• [Stated exercise] No images are to be carried over; print all other material exactly as it stands.

Dataset records:
"""
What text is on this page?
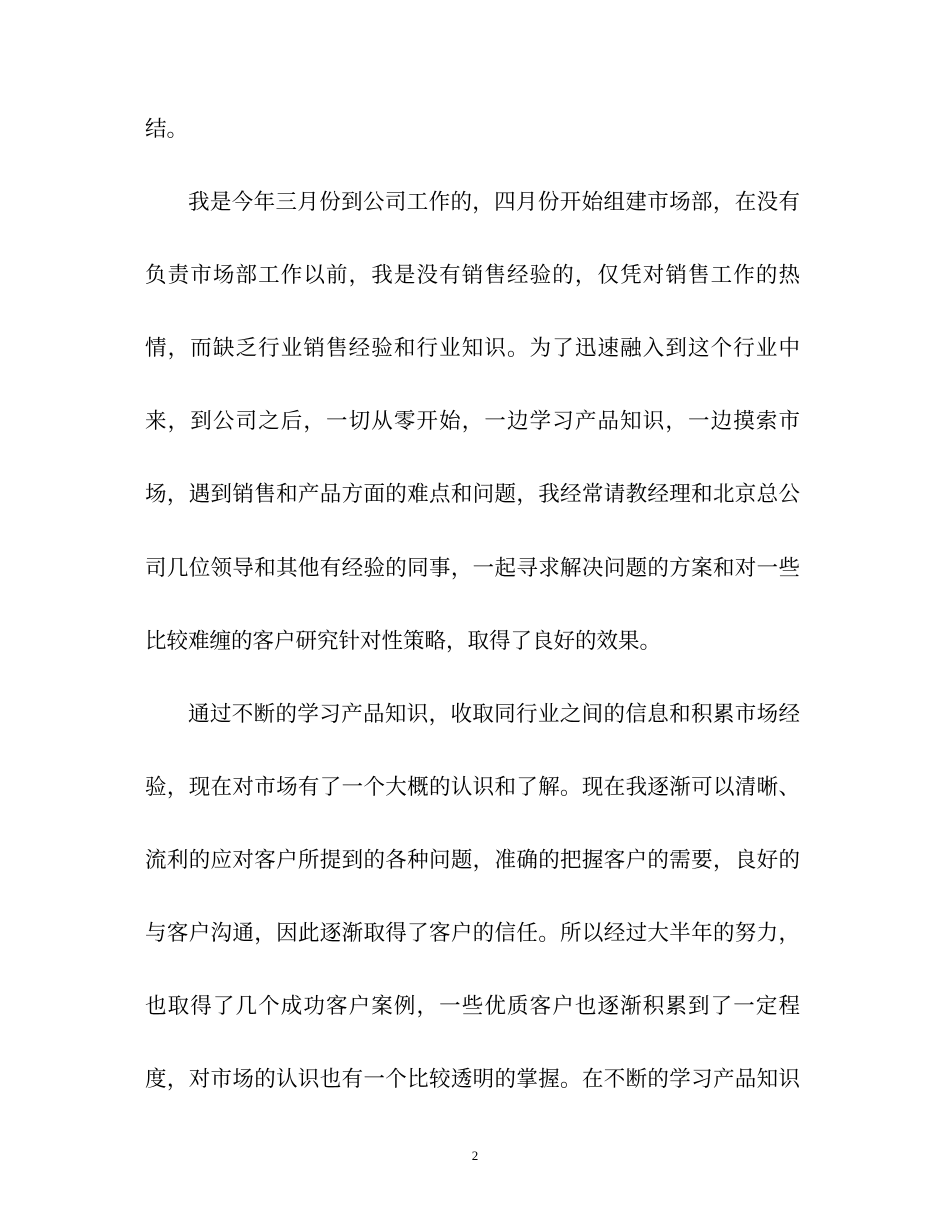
结。
我是今年三月份到公司工作的，四月份开始组建市场部，在没有
负责市场部工作以前，我是没有销售经验的，仅凭对销售工作的热
情，而缺乏行业销售经验和行业知识。为了迅速融入到这个行业中
来，到公司之后，一切从零开始，一边学习产品知识，一边摸索市
场，遇到销售和产品方面的难点和问题，我经常请教经理和北京总公
司几位领导和其他有经验的同事，一起寻求解决问题的方案和对一些
比较难缠的客户研究针对性策略，取得了良好的效果。
通过不断的学习产品知识，收取同行业之间的信息和积累市场经
验，现在对市场有了一个大概的认识和了解。现在我逐渐可以清晰、
流利的应对客户所提到的各种问题，准确的把握客户的需要，良好的
与客户沟通，因此逐渐取得了客户的信任。所以经过大半年的努力，
也取得了几个成功客户案例，一些优质客户也逐渐积累到了一定程
度，对市场的认识也有一个比较透明的掌握。在不断的学习产品知识
2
"""
• [Exercise solution]
What text is on this page?
结。
我是今年三月份到公司工作的，四月份开始组建市场部，在没有
负责市场部工作以前，我是没有销售经验的，仅凭对销售工作的热
情，而缺乏行业销售经验和行业知识。为了迅速融入到这个行业中
来，到公司之后，一切从零开始，一边学习产品知识，一边摸索市
场，遇到销售和产品方面的难点和问题，我经常请教经理和北京总公
司几位领导和其他有经验的同事，一起寻求解决问题的方案和对一些
比较难缠的客户研究针对性策略，取得了良好的效果。
通过不断的学习产品知识，收取同行业之间的信息和积累市场经
验，现在对市场有了一个大概的认识和了解。现在我逐渐可以清晰、
流利的应对客户所提到的各种问题，准确的把握客户的需要，良好的
与客户沟通，因此逐渐取得了客户的信任。所以经过大半年的努力，
也取得了几个成功客户案例，一些优质客户也逐渐积累到了一定程
度，对市场的认识也有一个比较透明的掌握。在不断的学习产品知识
2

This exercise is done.